> **EXERCISE DIRECTIONS**:
Restate all of the data exactly.
────────────────────
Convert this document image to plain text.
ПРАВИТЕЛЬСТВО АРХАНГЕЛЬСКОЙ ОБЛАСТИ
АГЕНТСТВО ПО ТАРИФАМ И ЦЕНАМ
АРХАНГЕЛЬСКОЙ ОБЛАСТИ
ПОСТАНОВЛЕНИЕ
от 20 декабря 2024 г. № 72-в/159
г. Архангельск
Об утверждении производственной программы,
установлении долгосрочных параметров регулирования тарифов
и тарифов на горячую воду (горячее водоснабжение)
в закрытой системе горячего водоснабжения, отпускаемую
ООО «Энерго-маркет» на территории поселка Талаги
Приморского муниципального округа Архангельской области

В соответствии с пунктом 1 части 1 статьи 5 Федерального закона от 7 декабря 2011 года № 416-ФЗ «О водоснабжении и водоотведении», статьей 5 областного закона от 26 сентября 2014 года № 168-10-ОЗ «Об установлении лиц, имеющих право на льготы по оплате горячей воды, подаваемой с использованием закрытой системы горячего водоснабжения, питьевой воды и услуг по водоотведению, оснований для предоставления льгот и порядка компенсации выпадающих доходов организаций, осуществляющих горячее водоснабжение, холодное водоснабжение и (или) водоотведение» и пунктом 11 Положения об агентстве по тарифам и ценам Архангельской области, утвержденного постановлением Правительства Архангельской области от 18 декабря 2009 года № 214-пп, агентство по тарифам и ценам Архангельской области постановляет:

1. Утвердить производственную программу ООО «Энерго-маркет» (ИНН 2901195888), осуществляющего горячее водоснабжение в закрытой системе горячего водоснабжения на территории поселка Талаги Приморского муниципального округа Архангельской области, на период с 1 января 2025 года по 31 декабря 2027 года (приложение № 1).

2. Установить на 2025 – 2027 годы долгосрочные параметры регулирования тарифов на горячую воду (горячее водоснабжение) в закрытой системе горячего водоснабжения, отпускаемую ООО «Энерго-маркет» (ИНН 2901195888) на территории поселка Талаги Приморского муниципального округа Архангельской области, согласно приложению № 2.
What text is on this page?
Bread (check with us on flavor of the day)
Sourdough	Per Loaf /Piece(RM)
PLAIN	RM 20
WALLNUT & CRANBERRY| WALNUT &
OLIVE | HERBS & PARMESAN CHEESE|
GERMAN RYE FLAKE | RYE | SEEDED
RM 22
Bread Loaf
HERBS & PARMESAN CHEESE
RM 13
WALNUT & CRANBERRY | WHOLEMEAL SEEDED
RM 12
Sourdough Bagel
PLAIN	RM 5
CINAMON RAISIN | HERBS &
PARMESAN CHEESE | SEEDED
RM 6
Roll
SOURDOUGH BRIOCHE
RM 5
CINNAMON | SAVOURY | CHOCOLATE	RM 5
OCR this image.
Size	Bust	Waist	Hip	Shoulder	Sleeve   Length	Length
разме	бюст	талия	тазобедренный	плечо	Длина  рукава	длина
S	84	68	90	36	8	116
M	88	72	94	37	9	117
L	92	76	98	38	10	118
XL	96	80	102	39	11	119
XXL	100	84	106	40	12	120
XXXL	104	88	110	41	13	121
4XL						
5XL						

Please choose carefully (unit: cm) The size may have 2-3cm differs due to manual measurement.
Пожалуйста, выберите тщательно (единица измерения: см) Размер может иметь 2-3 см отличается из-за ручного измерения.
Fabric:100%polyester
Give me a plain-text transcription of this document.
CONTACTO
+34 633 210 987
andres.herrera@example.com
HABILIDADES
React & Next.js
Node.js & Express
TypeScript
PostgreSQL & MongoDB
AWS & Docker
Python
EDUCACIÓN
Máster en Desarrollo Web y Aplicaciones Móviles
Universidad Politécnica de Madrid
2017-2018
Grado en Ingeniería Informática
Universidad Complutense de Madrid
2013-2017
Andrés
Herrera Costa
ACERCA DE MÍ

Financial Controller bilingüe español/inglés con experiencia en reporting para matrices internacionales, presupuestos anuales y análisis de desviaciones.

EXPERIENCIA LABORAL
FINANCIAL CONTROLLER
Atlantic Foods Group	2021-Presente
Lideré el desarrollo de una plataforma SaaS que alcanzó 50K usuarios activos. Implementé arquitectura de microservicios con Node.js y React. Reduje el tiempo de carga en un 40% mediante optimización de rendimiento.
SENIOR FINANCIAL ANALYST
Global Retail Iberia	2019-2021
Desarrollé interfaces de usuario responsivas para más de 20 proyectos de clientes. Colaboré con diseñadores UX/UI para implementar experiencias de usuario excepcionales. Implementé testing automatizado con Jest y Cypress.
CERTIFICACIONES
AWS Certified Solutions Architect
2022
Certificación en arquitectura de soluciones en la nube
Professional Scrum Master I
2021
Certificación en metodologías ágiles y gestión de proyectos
────────────────────
> **OUTPUT OF THE TASK**:
Convert this document image to plain text.
ПРАВИТЕЛЬСТВО АРХАНГЕЛЬСКОЙ ОБЛАСТИ
АГЕНТСТВО ПО ТАРИФАМ И ЦЕНАМ
АРХАНГЕЛЬСКОЙ ОБЛАСТИ
ПОСТАНОВЛЕНИЕ
от 20 декабря 2024 г. № 72-в/159
г. Архангельск
Об утверждении производственной программы,
установлении долгосрочных параметров регулирования тарифов
и тарифов на горячую воду (горячее водоснабжение)
в закрытой системе горячего водоснабжения, отпускаемую
ООО «Энерго-маркет» на территории поселка Талаги
Приморского муниципального округа Архангельской области

В соответствии с пунктом 1 части 1 статьи 5 Федерального закона от 7 декабря 2011 года № 416-ФЗ «О водоснабжении и водоотведении», статьей 5 областного закона от 26 сентября 2014 года № 168-10-ОЗ «Об установлении лиц, имеющих право на льготы по оплате горячей воды, подаваемой с использованием закрытой системы горячего водоснабжения, питьевой воды и услуг по водоотведению, оснований для предоставления льгот и порядка компенсации выпадающих доходов организаций, осуществляющих горячее водоснабжение, холодное водоснабжение и (или) водоотведение» и пунктом 11 Положения об агентстве по тарифам и ценам Архангельской области, утвержденного постановлением Правительства Архангельской области от 18 декабря 2009 года № 214-пп, агентство по тарифам и ценам Архангельской области постановляет:

1. Утвердить производственную программу ООО «Энерго-маркет» (ИНН 2901195888), осуществляющего горячее водоснабжение в закрытой системе горячего водоснабжения на территории поселка Талаги Приморского муниципального округа Архангельской области, на период с 1 января 2025 года по 31 декабря 2027 года (приложение № 1).

2. Установить на 2025 – 2027 годы долгосрочные параметры регулирования тарифов на горячую воду (горячее водоснабжение) в закрытой системе горячего водоснабжения, отпускаемую ООО «Энерго-маркет» (ИНН 2901195888) на территории поселка Талаги Приморского муниципального округа Архангельской области, согласно приложению № 2.
What text is on this page?
Bread (check with us on flavor of the day)
Sourdough	Per Loaf /Piece(RM)
PLAIN	RM 20
WALLNUT & CRANBERRY| WALNUT &
OLIVE | HERBS & PARMESAN CHEESE|
GERMAN RYE FLAKE | RYE | SEEDED
RM 22
Bread Loaf
HERBS & PARMESAN CHEESE
RM 13
WALNUT & CRANBERRY | WHOLEMEAL SEEDED
RM 12
Sourdough Bagel
PLAIN	RM 5
CINAMON RAISIN | HERBS &
PARMESAN CHEESE | SEEDED
RM 6
Roll
SOURDOUGH BRIOCHE
RM 5
CINNAMON | SAVOURY | CHOCOLATE	RM 5
OCR this image.
Size	Bust	Waist	Hip	Shoulder	Sleeve   Length	Length
разме	бюст	талия	тазобедренный	плечо	Длина  рукава	длина
S	84	68	90	36	8	116
M	88	72	94	37	9	117
L	92	76	98	38	10	118
XL	96	80	102	39	11	119
XXL	100	84	106	40	12	120
XXXL	104	88	110	41	13	121
4XL						
5XL						

Please choose carefully (unit: cm) The size may have 2-3cm differs due to manual measurement.
Пожалуйста, выберите тщательно (единица измерения: см) Размер может иметь 2-3 см отличается из-за ручного измерения.
Fabric:100%polyester
Give me a plain-text transcription of this document.
CONTACTO
+34 633 210 987
andres.herrera@example.com
HABILIDADES
React & Next.js
Node.js & Express
TypeScript
PostgreSQL & MongoDB
AWS & Docker
Python
EDUCACIÓN
Máster en Desarrollo Web y Aplicaciones Móviles
Universidad Politécnica de Madrid
2017-2018
Grado en Ingeniería Informática
Universidad Complutense de Madrid
2013-2017
Andrés
Herrera Costa
ACERCA DE MÍ

Financial Controller bilingüe español/inglés con experiencia en reporting para matrices internacionales, presupuestos anuales y análisis de desviaciones.

EXPERIENCIA LABORAL
FINANCIAL CONTROLLER
Atlantic Foods Group	2021-Presente
Lideré el desarrollo de una plataforma SaaS que alcanzó 50K usuarios activos. Implementé arquitectura de microservicios con Node.js y React. Reduje el tiempo de carga en un 40% mediante optimización de rendimiento.
SENIOR FINANCIAL ANALYST
Global Retail Iberia	2019-2021
Desarrollé interfaces de usuario responsivas para más de 20 proyectos de clientes. Colaboré con diseñadores UX/UI para implementar experiencias de usuario excepcionales. Implementé testing automatizado con Jest y Cypress.
CERTIFICACIONES
AWS Certified Solutions Architect
2022
Certificación en arquitectura de soluciones en la nube
Professional Scrum Master I
2021
Certificación en metodologías ágiles y gestión de proyectos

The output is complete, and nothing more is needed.